TEXTAUSZUG =>
========
Wael Sawan, Direktor des Geschäftsbereichs Integrated Gas, Renewables and Energy Solutions bei Shell, erwartet, dass die Nachfrage nach Erdgas und LNG in den kommenden Jahren stark steigen wird. Treiber seien die Bemühungen vieler Länder, aus fossilen Energieträgern wie Öl und Kohle auszusteigen. „Ab 2025 wird eine Lücke zwischen Angebot und Nachfrage entstehen“, sagt Sawan. Bereits im vergangenen Jahr habe der Handel mit LNG um sechs Prozent zugelegt.
Der Bedarf könne sich bis 2040 von heute knapp 400 Millionen Tonnen pro Jahr auf über 700 Millionen Tonnen fast verdoppeln. Bislang sind nur Produktionskapazitäten von etwas über 400 Millionen Tonnen LNG weltweit in Betrieb oder in Planung.
Bereits jetzt ist der Bedarf an Gas nach kalten Wintern und wegen leerer Speicher weltweit groß – und der Wettstreit um die Tanker, mit denen Gas in verflüssigter Form weltweit gehandelt wird, hart. Europa, das LNG als Alternative zu russischem Pipelinegas etablieren will, konkurriert vor allem mit der stark gestiegenen Nachfrage aus Asien.
Um Erdgas mit Tankern weltweit zu verschiffen, wird es in den Förderländern bei Temperaturen von minus 160 Grad Celsius verflüssigt. In den Importländern wird das LNG dann wieder zu Erdgas aufbereitet. Die Nachfrage nach LNG dürfte auch langfristig hoch bleiben, weil Gas nicht nur in Europa, sondern auch weltweit bei der Energiewende und der Abkehr von Kohle als bevorzugte Brückentechnologie gilt.
Zwar verursacht LNG hohe Ausstöße des Treibhausgases Methan, das um ein Vielfaches klimaschädlicher ist als Kohlendioxid (CO2). Doch in Summe sind die Emissionen bei Erdgas insgesamt nur halb so hoch wie bei Kohle. Zudem gilt Flüssigerdgas auch in der Schifffahrt als Treibstoff der Zukunft und als Alternative zu Schweröl und Diesel.
========
IHRE AUFGABEN =>
a) Fassen Sie den Absatz des Textauszugs, der mit „Um Erdgas mit Tankern“ beginnt, als kurze Stichpunktliste zusammen und behalten Sie dabei seine wesentlichen Fakten bei.
b) Um wie viel Prozent hat der Handel mit LNG laut dem Textauszug im vergangenen Jahr zugelegt?
c) Nennen Sie alle Mengenangaben in Millionen Tonnen, die im Textauszug vorkommen, jeweils mit dem Bezug, den der Text dafür angibt.
Die Daten stehen in keinem Zusammenhang mit dem Textauszug.

Einige Daten:
========
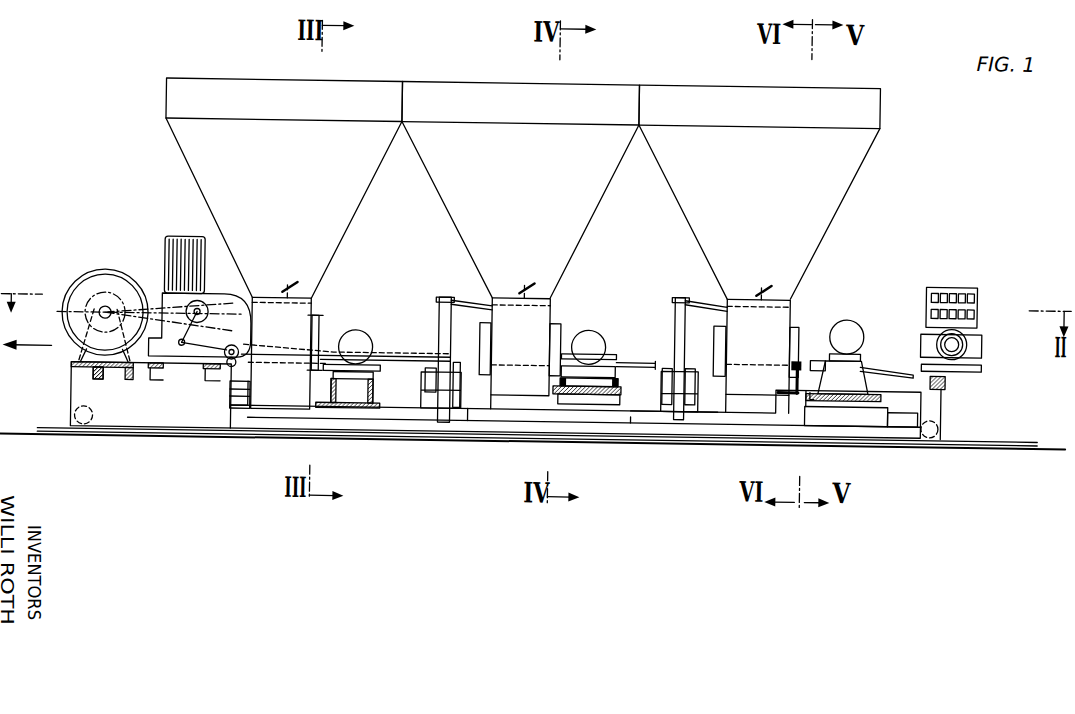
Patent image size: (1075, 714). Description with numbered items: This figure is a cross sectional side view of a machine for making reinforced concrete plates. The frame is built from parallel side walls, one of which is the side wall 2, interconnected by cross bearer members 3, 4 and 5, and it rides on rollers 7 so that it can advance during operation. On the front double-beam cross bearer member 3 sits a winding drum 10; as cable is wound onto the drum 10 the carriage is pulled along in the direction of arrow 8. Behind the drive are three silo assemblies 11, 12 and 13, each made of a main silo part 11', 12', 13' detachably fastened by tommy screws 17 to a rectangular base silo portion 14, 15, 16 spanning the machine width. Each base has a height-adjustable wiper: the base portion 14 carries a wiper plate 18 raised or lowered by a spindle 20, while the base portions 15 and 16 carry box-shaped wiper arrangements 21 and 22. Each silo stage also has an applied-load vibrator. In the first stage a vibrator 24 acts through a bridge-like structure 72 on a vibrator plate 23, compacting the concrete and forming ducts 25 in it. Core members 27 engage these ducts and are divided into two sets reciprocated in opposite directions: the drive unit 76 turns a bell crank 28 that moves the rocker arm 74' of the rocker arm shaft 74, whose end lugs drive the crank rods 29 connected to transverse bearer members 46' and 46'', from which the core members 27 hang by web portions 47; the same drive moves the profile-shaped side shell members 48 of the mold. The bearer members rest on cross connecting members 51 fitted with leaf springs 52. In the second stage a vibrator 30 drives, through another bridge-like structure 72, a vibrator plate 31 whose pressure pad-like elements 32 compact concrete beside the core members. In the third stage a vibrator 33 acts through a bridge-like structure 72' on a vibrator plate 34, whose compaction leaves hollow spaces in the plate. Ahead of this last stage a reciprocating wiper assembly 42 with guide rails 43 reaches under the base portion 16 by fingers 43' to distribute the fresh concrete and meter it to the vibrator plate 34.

The side wall 2 is at (72, 400).
The cross bearer member 3 is at (72, 369).
The cross bearer member 4 is at (160, 382).
The cross bearer member 5 is at (948, 376).
The rollers 7 is at (80, 432).
The arrow 8 is at (27, 336).
The winding drum 10 is at (92, 288).
The silo assembly 11 is at (285, 86).
The main silo part 11' is at (265, 209).
The silo assembly 12 is at (521, 91).
The main silo part 12' is at (514, 210).
The silo assembly 13 is at (760, 97).
The main silo part 13' is at (750, 213).
The base silo portion 14 is at (262, 420).
The base silo portion 15 is at (478, 416).
The base silo portion 16 is at (730, 395).
The tommy screws 17 is at (295, 282).
The wiper plate 18 is at (300, 409).
The spindle 20 is at (313, 322).
The box-shaped wiper arrangement 21 is at (510, 405).
The box-shaped wiper arrangement 22 is at (760, 393).
The vibrator plate 23 is at (370, 410).
The vibrator 24 is at (358, 334).
The ducts 25 is at (325, 406).
The core members 27 is at (640, 410).
The bell crank 28 is at (208, 320).
The crank rod 29 is at (402, 350).
The vibrator 30 is at (592, 323).
The vibrator plate 31 is at (550, 400).
The pressure pad-like vibrator elements 32 is at (600, 399).
The vibrator 33 is at (850, 312).
The vibrator plate 34 is at (858, 395).
The wiper assembly 42 is at (818, 397).
The guide rails 43 is at (800, 342).
The fingers 43' is at (785, 437).
The transverse bearer member 46' is at (530, 367).
The transverse bearer member 46'' is at (582, 367).
The web portions 47 is at (455, 412).
The side shell members 48 is at (275, 421).
The cross connecting members 51 is at (443, 292).
The leaf springs 52 is at (440, 300).
The bridge-like structure 72 is at (468, 431).
The bridge-like structure 72' is at (882, 338).
The rocker arm shaft 74 is at (256, 339).
The rocker arm 74' is at (217, 325).
The drive unit 76 is at (175, 298).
========
LÖSUNGEN =>
a)
- Für den weltweiten Transport per Tanker wird Erdgas in den Förderländern bei minus 160 Grad Celsius verflüssigt.
- In den Importländern wird das LNG wieder zu Erdgas aufbereitet.
- Die Nachfrage nach LNG dürfte auch langfristig hoch bleiben.
- Grund dafür ist, dass Gas in Europa und weltweit als bevorzugte Brückentechnologie bei der Energiewende und der Abkehr von Kohle gilt.

b) Um sechs Prozent.

c)
- Knapp 400 Millionen Tonnen pro Jahr: der heutige Bedarf an LNG
- Über 700 Millionen Tonnen: der mögliche Bedarf bis 2040
- Etwas über 400 Millionen Tonnen LNG: die weltweit in Betrieb befindlichen oder geplanten Produktionskapazitäten